■ Records shown ■
++++++++++++++++++++

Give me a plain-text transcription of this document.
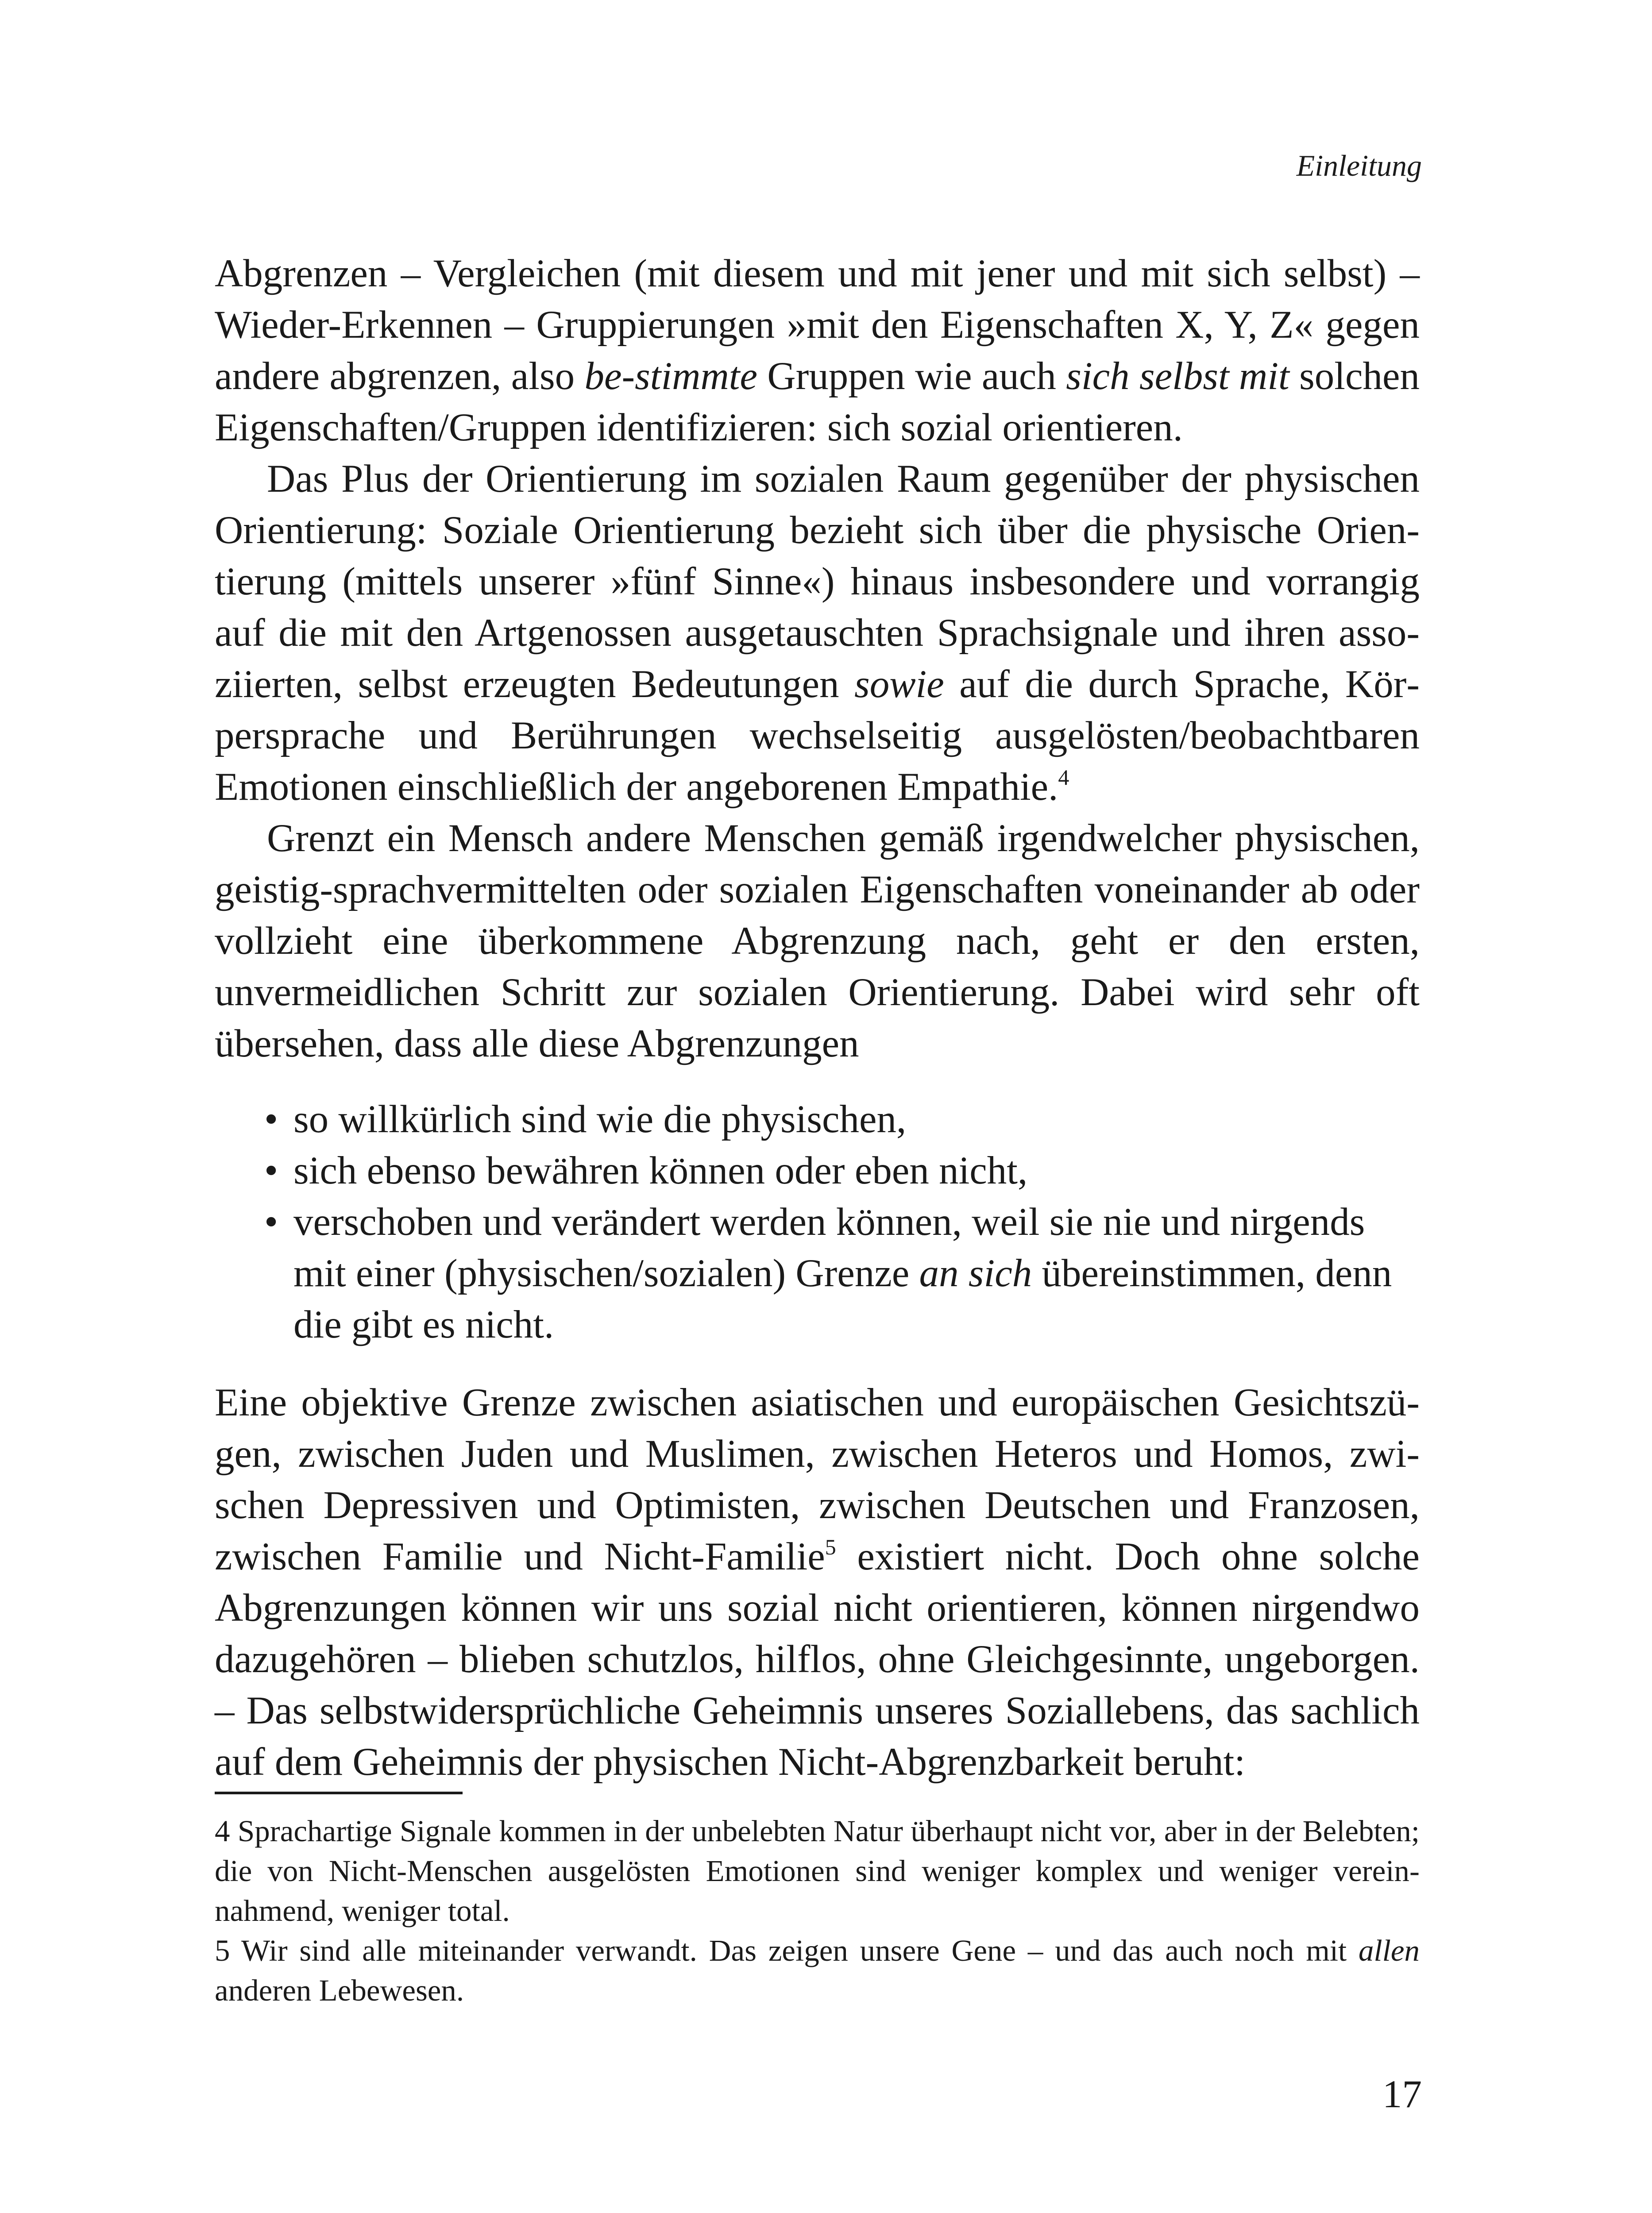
Einleitung

Abgrenzen – Vergleichen (mit diesem und mit jener und mit sich selbst) – Wieder-Erkennen – Gruppierungen »mit den Eigenschaften X, Y, Z« gegen andere abgrenzen, also be-stimmte Gruppen wie auch sich selbst mit solchen Eigenschaften/Gruppen identifizieren: sich sozial orientieren.

Das Plus der Orientierung im sozialen Raum gegenüber der physischen Orientierung: Soziale Orientierung bezieht sich über die physische Orientierung (mittels unserer »fünf Sinne«) hinaus insbesondere und vorrangig auf die mit den Artgenossen ausgetauschten Sprachsignale und ihren assoziierten, selbst erzeugten Bedeutungen sowie auf die durch Sprache, Körpersprache und Berührungen wechselseitig ausgelösten/beobachtbaren Emotionen einschließlich der angeborenen Empathie.$^4$

Grenzt ein Mensch andere Menschen gemäß irgendwelcher physischen, geistig-sprachvermittelten oder sozialen Eigenschaften voneinander ab oder vollzieht eine überkommene Abgrenzung nach, geht er den ersten, unvermeidlichen Schritt zur sozialen Orientierung. Dabei wird sehr oft übersehen, dass alle diese Abgrenzungen

• so willkürlich sind wie die physischen,
• sich ebenso bewähren können oder eben nicht,
• verschoben und verändert werden können, weil sie nie und nirgends mit einer (physischen/sozialen) Grenze an sich übereinstimmen, denn die gibt es nicht.

Eine objektive Grenze zwischen asiatischen und europäischen Gesichtszügen, zwischen Juden und Muslimen, zwischen Heteros und Homos, zwischen Depressiven und Optimisten, zwischen Deutschen und Franzosen, zwischen Familie und Nicht-Familie$^5$ existiert nicht. Doch ohne solche Abgrenzungen können wir uns sozial nicht orientieren, können nirgendwo dazugehören – blieben schutzlos, hilflos, ohne Gleichgesinnte, ungeborgen. – Das selbstwidersprüchliche Geheimnis unseres Soziallebens, das sachlich auf dem Geheimnis der physischen Nicht-Abgrenzbarkeit beruht:

4 Sprachartige Signale kommen in der unbelebten Natur überhaupt nicht vor, aber in der Belebten; die von Nicht-Menschen ausgelösten Emotionen sind weniger komplex und weniger vereinnahmend, weniger total.

5 Wir sind alle miteinander verwandt. Das zeigen unsere Gene – und das auch noch mit allen anderen Lebewesen.

17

++++++++++++++++++++

■ Prompt ■
Line count for the string "auch": work it out from the records above and reply with the number alone.

■ Answer to this exercise ■
2